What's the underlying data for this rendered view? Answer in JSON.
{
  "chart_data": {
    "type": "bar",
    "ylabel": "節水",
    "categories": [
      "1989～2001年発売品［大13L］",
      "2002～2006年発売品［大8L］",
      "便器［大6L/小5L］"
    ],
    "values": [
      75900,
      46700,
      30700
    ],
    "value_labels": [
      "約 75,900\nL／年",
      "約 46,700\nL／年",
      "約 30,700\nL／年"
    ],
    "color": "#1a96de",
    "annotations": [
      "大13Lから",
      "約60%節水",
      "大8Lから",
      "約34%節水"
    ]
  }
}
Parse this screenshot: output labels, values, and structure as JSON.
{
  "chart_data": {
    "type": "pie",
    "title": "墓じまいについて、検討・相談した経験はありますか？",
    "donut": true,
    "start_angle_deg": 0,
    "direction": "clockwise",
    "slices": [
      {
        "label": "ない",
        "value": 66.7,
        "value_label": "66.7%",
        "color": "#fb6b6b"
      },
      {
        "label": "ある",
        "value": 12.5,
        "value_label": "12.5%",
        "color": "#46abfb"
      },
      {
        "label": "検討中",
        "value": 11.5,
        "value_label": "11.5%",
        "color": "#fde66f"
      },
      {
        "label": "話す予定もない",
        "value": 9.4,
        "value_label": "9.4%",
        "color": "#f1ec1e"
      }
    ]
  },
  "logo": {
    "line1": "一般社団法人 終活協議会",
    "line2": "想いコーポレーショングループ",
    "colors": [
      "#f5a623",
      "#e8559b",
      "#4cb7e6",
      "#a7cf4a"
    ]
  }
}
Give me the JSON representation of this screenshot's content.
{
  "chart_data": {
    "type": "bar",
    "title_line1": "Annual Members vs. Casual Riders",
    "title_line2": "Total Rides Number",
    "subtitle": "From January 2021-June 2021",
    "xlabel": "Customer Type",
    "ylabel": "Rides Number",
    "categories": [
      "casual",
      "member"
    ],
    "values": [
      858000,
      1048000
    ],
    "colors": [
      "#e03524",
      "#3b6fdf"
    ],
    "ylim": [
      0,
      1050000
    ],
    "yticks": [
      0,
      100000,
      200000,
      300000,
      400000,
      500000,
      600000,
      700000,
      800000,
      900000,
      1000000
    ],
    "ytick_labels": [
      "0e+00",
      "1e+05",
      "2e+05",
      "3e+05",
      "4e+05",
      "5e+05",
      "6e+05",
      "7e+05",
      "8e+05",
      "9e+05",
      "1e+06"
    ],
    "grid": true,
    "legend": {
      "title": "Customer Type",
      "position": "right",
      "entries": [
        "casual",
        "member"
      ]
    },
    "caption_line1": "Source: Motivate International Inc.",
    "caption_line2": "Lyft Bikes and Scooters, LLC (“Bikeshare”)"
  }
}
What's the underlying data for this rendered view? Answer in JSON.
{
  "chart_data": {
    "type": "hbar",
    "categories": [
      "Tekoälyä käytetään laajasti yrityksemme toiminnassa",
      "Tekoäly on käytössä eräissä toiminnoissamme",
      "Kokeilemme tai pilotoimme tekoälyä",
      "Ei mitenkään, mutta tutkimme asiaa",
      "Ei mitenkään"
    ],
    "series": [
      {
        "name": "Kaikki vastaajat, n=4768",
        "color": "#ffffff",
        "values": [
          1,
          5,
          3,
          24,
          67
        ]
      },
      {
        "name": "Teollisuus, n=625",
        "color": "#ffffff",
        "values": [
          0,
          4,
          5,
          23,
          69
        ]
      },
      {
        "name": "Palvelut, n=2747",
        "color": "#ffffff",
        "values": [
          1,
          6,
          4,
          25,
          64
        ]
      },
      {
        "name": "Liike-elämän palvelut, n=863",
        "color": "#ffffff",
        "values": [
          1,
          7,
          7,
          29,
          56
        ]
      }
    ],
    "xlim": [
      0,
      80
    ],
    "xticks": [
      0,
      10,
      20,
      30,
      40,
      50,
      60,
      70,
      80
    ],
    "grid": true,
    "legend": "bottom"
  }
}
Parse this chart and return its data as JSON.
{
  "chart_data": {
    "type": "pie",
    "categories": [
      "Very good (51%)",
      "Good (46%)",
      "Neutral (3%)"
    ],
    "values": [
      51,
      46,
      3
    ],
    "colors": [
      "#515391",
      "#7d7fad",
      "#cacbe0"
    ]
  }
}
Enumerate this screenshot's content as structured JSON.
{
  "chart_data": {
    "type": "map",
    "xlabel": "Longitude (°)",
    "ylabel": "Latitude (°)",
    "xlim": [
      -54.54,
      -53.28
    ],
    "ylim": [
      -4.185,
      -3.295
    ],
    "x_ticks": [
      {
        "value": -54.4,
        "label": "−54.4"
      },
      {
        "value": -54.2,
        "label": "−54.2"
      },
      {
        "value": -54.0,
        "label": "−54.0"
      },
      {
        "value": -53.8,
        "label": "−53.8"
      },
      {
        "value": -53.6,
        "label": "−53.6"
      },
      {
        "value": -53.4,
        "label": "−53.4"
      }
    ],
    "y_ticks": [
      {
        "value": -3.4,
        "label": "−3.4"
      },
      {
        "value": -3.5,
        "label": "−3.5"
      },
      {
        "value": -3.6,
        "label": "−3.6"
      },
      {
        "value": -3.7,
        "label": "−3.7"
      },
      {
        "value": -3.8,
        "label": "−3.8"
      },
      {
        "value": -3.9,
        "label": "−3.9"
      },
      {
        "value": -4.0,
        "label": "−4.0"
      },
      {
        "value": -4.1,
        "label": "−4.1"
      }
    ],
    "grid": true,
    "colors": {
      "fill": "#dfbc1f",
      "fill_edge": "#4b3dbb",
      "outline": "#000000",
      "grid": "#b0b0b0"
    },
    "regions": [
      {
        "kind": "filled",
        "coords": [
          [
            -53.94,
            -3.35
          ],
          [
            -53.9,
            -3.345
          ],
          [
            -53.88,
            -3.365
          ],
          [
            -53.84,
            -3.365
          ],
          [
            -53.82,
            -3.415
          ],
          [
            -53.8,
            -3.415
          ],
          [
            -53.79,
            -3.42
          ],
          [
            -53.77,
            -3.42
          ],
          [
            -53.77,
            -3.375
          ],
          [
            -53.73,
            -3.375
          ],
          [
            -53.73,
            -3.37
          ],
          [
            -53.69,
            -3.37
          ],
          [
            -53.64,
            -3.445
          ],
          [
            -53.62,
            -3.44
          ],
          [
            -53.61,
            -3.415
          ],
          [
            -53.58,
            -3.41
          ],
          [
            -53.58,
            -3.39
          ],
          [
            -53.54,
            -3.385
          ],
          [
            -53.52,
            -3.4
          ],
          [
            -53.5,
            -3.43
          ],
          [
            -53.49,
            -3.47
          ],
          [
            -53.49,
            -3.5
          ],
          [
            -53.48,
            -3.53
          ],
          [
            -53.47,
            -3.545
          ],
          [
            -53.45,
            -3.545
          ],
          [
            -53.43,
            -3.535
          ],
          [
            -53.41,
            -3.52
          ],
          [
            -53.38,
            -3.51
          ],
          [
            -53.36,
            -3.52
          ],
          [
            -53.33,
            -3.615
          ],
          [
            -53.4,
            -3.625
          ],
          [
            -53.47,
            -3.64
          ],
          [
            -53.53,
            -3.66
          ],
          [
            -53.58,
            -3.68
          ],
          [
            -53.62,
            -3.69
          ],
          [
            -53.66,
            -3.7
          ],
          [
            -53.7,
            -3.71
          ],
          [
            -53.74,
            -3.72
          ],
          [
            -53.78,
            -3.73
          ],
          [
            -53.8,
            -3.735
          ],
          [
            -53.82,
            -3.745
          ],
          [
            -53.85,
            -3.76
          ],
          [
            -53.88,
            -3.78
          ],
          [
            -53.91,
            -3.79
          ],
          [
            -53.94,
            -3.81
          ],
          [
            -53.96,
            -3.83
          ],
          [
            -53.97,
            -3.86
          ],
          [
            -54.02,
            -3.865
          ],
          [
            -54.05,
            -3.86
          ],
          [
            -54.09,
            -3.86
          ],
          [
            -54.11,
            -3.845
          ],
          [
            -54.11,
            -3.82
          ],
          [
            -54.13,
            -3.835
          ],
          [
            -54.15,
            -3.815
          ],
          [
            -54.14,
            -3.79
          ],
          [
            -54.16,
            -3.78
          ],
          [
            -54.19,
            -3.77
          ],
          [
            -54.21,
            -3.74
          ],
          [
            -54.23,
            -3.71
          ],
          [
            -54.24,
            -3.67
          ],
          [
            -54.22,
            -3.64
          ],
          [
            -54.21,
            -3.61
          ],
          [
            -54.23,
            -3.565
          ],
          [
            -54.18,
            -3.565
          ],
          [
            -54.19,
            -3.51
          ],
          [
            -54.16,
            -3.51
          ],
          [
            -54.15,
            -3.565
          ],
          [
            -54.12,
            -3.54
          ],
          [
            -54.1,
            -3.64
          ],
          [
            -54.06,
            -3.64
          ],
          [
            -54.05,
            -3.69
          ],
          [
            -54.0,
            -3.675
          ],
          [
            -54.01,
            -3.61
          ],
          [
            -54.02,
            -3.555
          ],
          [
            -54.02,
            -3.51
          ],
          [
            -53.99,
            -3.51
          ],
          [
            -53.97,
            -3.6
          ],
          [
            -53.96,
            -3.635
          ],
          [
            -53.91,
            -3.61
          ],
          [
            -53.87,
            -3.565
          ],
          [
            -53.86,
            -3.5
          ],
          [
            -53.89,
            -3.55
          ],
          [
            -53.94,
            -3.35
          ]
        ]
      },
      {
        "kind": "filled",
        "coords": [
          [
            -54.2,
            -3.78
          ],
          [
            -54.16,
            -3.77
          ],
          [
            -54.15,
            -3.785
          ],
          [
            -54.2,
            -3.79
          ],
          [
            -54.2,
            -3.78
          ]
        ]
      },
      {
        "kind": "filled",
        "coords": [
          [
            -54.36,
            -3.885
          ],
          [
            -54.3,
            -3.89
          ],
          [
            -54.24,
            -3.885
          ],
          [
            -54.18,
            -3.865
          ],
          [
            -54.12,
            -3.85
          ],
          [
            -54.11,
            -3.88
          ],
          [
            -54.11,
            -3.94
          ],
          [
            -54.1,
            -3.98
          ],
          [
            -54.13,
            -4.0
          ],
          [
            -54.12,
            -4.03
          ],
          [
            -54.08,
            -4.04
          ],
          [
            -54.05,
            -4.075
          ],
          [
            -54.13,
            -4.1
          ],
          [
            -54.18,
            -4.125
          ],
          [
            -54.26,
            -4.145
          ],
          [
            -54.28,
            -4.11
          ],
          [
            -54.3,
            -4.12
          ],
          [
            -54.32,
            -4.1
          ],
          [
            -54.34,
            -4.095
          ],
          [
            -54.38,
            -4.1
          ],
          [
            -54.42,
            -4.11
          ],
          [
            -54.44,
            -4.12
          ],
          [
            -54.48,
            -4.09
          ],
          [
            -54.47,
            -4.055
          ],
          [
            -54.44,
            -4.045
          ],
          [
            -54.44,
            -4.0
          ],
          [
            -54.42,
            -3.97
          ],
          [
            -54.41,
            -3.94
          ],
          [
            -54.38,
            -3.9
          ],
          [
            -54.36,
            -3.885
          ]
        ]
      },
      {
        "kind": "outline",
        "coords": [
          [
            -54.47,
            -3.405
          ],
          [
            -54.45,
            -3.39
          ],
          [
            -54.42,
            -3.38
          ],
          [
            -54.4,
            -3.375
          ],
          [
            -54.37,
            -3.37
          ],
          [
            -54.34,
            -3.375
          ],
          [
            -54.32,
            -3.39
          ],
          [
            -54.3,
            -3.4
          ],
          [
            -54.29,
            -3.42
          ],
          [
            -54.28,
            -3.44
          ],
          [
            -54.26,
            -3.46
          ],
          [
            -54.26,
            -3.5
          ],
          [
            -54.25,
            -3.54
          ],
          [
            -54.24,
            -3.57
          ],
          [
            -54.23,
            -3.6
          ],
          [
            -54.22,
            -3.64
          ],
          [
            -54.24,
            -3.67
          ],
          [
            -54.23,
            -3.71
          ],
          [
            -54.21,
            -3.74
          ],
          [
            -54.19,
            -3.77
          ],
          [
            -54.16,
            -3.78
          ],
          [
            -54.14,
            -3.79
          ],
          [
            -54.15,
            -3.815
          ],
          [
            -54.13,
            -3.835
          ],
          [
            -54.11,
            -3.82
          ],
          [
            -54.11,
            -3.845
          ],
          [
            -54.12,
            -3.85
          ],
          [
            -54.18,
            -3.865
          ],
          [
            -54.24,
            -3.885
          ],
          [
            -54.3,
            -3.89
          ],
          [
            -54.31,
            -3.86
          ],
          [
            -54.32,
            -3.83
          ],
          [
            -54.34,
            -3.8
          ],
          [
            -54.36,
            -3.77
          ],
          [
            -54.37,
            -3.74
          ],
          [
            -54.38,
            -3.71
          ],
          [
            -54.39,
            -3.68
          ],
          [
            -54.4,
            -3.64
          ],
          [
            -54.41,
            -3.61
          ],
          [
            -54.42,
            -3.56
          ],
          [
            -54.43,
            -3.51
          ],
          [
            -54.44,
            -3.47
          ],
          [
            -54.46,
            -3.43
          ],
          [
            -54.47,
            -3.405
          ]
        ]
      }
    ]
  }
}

PROBLEM TO SOLVE: From the entries above, copy out every line where the string "Number" appears.

RESPONSE TO THIS TASK:
    "title_line2": "Total Rides Number",
    "ylabel": "Rides Number",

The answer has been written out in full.